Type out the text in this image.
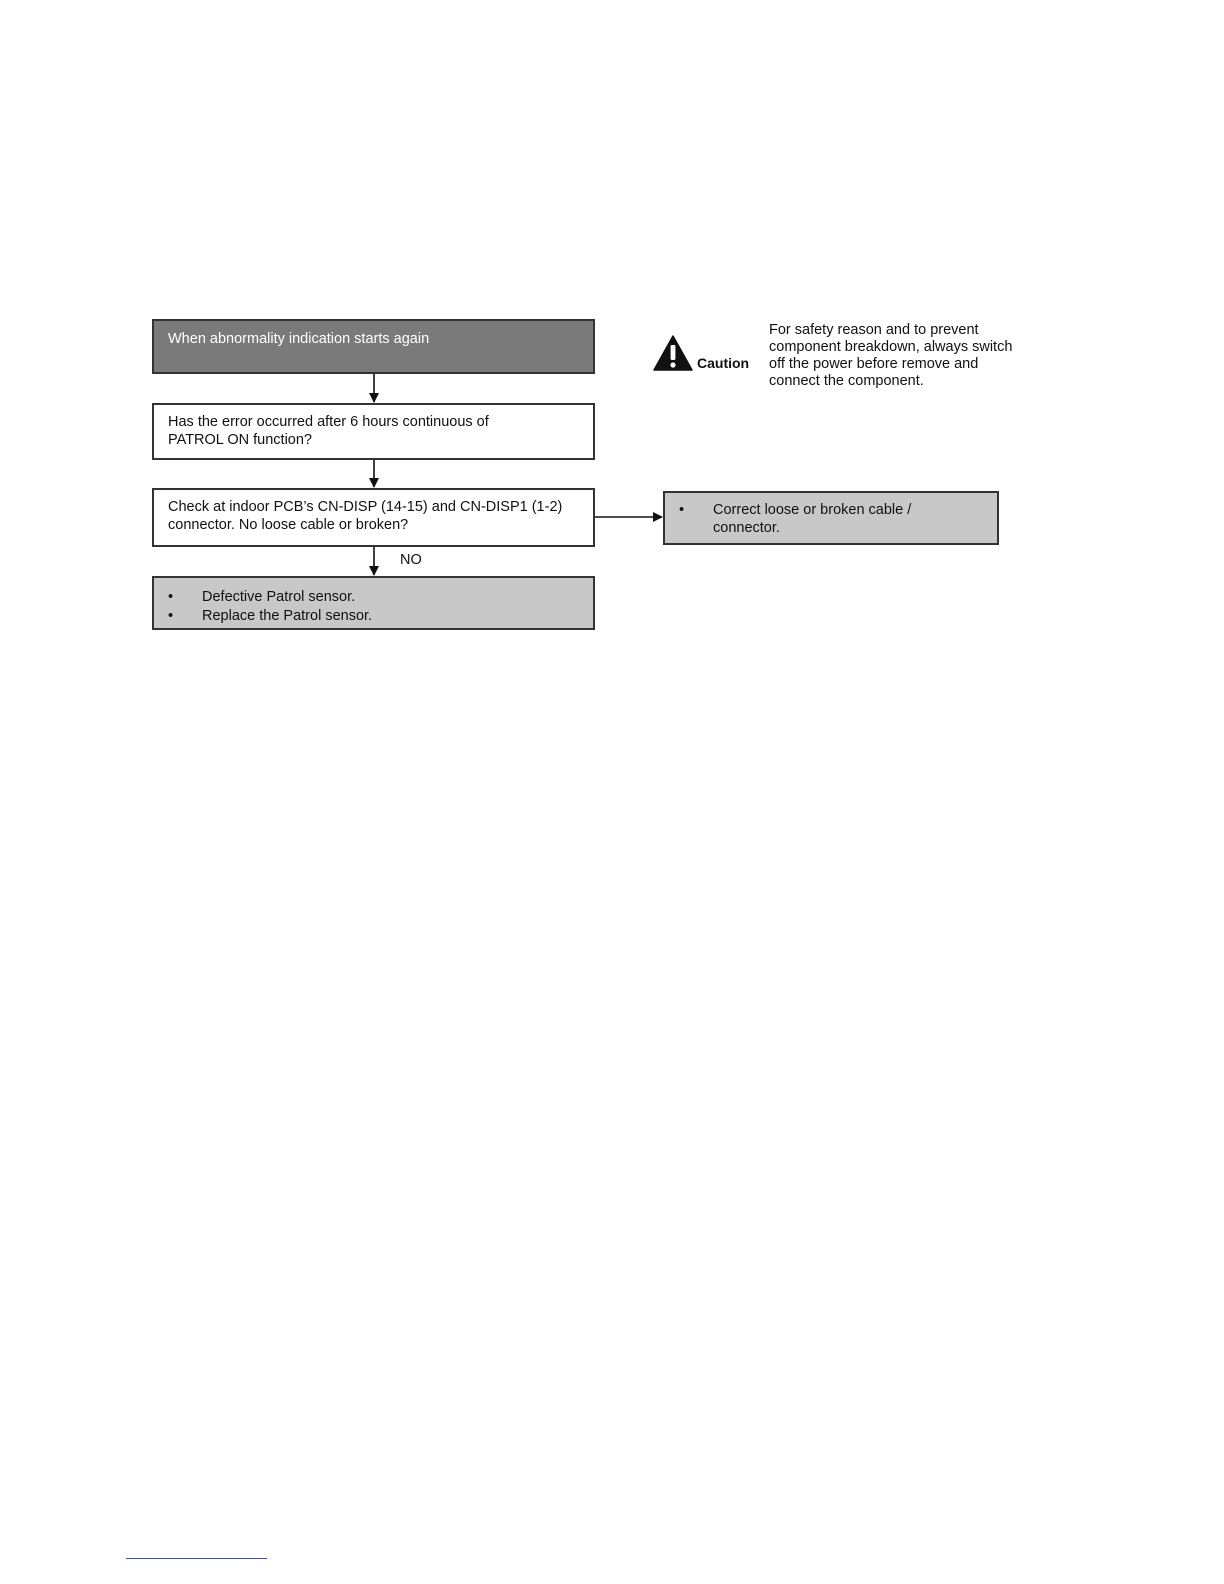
When abnormality indication starts again
Has the error occurred after 6 hours continuous of
PATROL ON function?
Check at indoor PCB’s CN-DISP (14-15) and CN-DISP1 (1-2)
connector. No loose cable or broken?
• Correct loose or broken cable / connector.
NO
• Defective Patrol sensor.
• Replace the Patrol sensor.
Caution
For safety reason and to prevent
component breakdown, always switch
off the power before remove and
connect the component.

══════

## YOUR OBJECTIVE
Generate a word-for-word copy of the preceding records, excluding all pictures.

## ANSWER FOR THIS EXERCISE
Type out the text in this image.
When abnormality indication starts again
Has the error occurred after 6 hours continuous of
PATROL ON function?
Check at indoor PCB’s CN-DISP (14-15) and CN-DISP1 (1-2)
connector. No loose cable or broken?
• Correct loose or broken cable / connector.
NO
• Defective Patrol sensor.
• Replace the Patrol sensor.
Caution
For safety reason and to prevent
component breakdown, always switch
off the power before remove and
connect the component.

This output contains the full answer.